[EXERCISE BRIEF]: The records below are split into lines. How many of those lines contain the string "from"? Reply with the number only.

• • • •

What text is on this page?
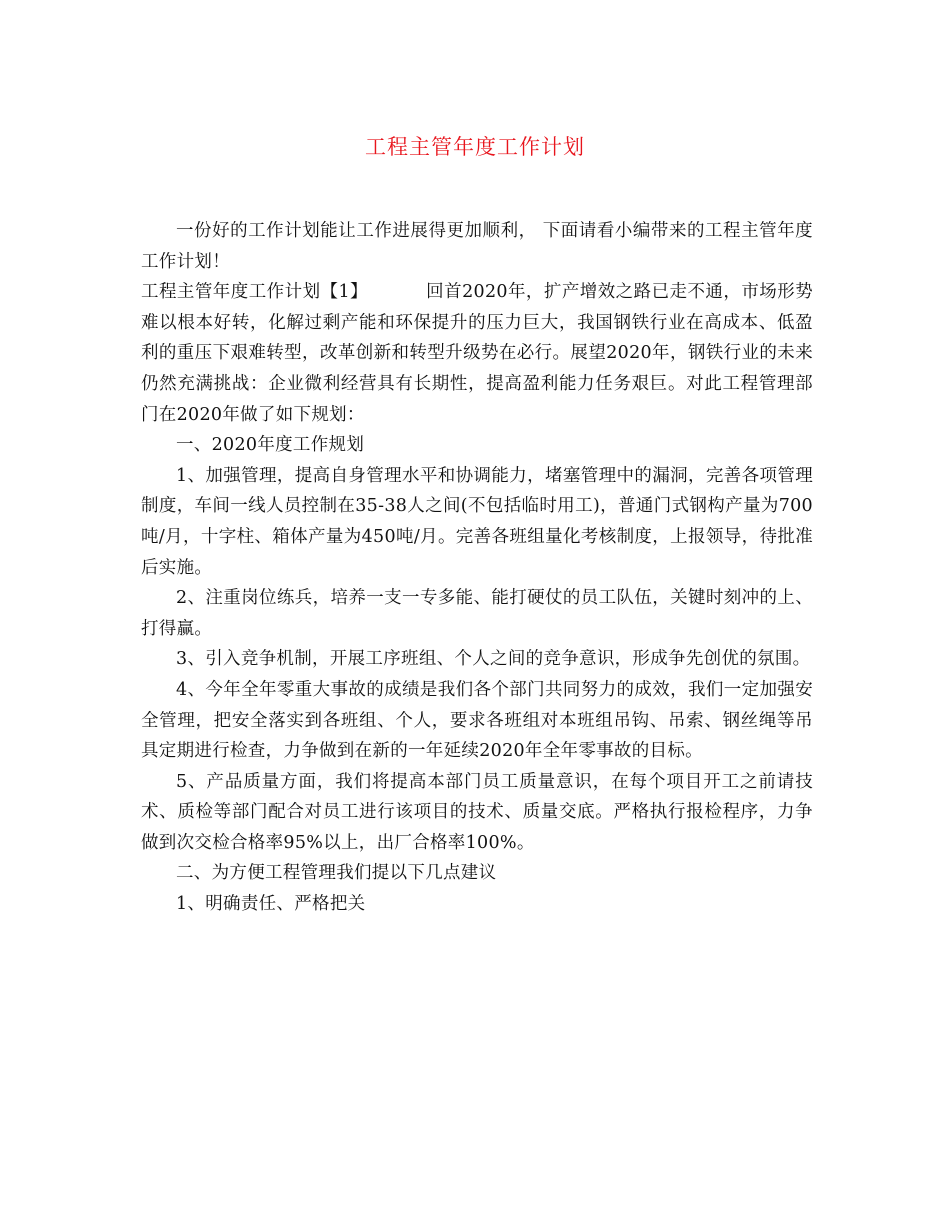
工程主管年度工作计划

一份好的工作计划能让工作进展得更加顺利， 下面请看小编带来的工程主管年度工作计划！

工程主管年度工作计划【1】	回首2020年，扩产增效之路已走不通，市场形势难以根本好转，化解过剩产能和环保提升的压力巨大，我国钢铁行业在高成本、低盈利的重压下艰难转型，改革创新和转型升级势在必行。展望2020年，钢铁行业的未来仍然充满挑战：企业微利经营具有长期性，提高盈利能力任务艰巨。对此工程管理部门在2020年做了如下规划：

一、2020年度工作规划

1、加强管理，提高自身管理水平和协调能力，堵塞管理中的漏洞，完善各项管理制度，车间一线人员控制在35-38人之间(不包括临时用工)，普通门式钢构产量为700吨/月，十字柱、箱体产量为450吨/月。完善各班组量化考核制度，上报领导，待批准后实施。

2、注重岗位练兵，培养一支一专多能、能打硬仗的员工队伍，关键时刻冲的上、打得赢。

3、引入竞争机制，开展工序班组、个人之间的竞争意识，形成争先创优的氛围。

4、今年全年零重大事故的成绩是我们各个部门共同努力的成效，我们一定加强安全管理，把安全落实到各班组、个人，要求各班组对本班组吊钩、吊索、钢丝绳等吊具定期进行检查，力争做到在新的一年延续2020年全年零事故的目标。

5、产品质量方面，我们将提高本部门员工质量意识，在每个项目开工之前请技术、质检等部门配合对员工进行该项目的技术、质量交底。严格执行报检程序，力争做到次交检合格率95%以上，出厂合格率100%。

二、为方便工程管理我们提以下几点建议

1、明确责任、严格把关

• • • •

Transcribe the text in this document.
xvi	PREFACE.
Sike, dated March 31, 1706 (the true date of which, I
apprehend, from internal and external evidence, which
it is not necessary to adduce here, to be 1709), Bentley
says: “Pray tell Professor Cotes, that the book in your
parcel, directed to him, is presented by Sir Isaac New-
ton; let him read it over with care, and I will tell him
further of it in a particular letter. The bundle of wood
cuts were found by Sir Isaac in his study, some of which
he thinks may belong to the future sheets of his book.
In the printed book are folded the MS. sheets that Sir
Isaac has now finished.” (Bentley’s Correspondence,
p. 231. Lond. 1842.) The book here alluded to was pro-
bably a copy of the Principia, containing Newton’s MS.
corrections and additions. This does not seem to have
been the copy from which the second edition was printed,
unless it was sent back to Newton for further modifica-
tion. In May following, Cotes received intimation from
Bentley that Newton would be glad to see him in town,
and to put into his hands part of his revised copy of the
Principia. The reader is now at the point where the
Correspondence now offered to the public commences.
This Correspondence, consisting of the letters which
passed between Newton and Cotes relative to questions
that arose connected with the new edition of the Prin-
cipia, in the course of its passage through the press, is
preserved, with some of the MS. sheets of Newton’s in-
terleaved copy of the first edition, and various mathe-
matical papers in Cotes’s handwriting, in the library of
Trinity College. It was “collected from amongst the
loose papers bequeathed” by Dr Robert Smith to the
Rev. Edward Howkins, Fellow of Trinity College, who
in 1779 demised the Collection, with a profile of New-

• • • •

[TASK ANSWER]: 4